Goes to show how long ago I placed a clients money in it! Thanks for the update




deco87 said:


> I cant find any open  fund called a *secure fund* , on any of Zurich brochures. There is one called the *cash fund*. This is risk assessed as 1/7. It has management charge 1 percent , *negative returns last 8 years.* I was about to change to that , I will hold on to see about the , secure fund , you mention , would you happen to have a link ?
> Thank you



That's because there is no return on deposits and the ECB rate is negative. They can't make a return where there is none to be had. But if there is a stock market crash, you will just lose the -0.8%. 


Steven
www.bluewaterfp.ie


----------



## deco87 (28 Mar 2019)

SBarrett said:


> Goes to show how long ago I placed a clients money in it! Thanks for the update
> 
> 
> 
> ...


Ok that explains that , thank you. I switched , so its dripping management fee /and the  Neg ...return as you say annually from now on /until I retire , its the best that can be done. Thanks for all your help and advice.


----------



## deco87 (3 Apr 2019)

Just a quick update. Switched to CASH FUND. I attach partial part of letter re same.

It was always going to come into effect when I retired from Civil Service , subject to superannuation limits etc re state pension
I would get a lump sum (partial) and then it goes to an ARF , monthly.     Please see (attachment) as a result of.......request.....
cant quite understand this , have I further eroded the policy by switching?

As it now stands , I lose 1 % commission each year until I retire for investment fees which has returned negatively for the last 8 years
added to that , the negative return , now this as well!!!

Any thoughts , most welcome !! Deco


----------



## Steven Barrett (12 Apr 2019)

Check with Zurich that all future contributions are also going into the cash fund. 

When you send a request to a life company to switch funds, in their mind, it's all existing funds but all future contributions still go into the original fund ie. PRSA Default ARF Strategy.
▬▬▬▬▬▬
▸ GOAL OF THE EXERCISE:
Answer these questions about the pension fund thread:
1. What risk rating does deco87 give for the cash fund?
2. After the partial lump sum on retirement, where does deco87 say the money goes each month?
3. According to Steven Barrett, which fund do future contributions still go into after a switch request?
The lines after this thread have no part in the task.

▸ GIVEN INFORMATION:
▬▬▬▬▬▬
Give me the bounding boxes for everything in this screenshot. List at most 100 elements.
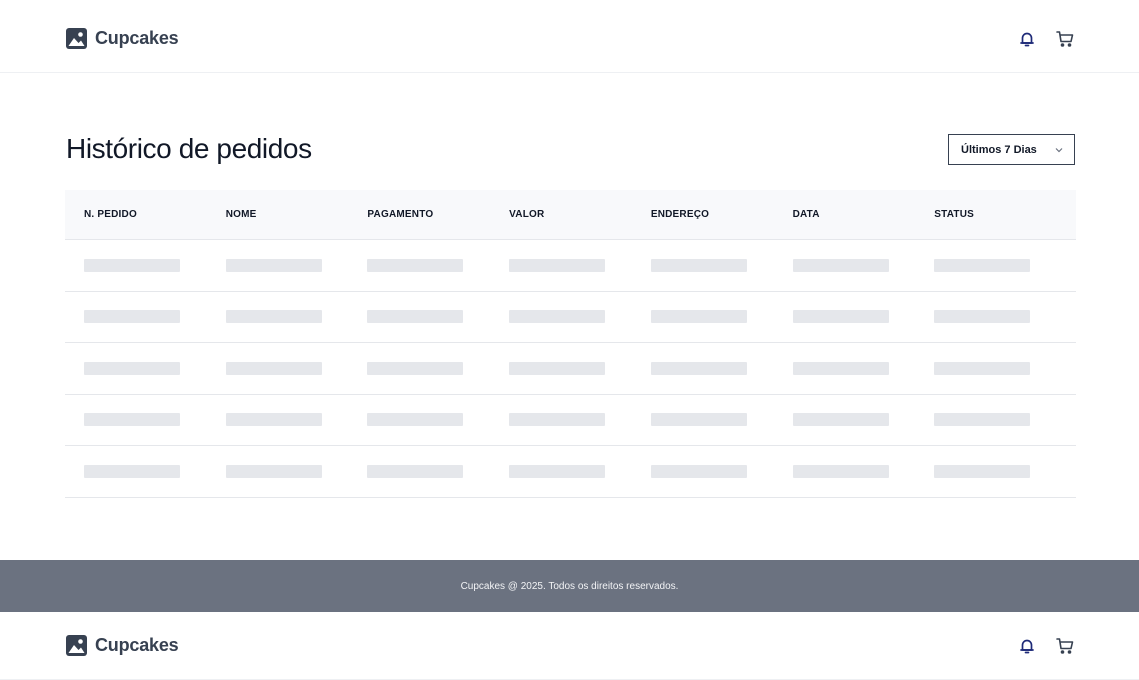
▬▬▬▬▬▬
▸ FULL RESPONSE:
1. 1/7
2. An ARF
3. The original fund, the PRSA Default ARF Strategy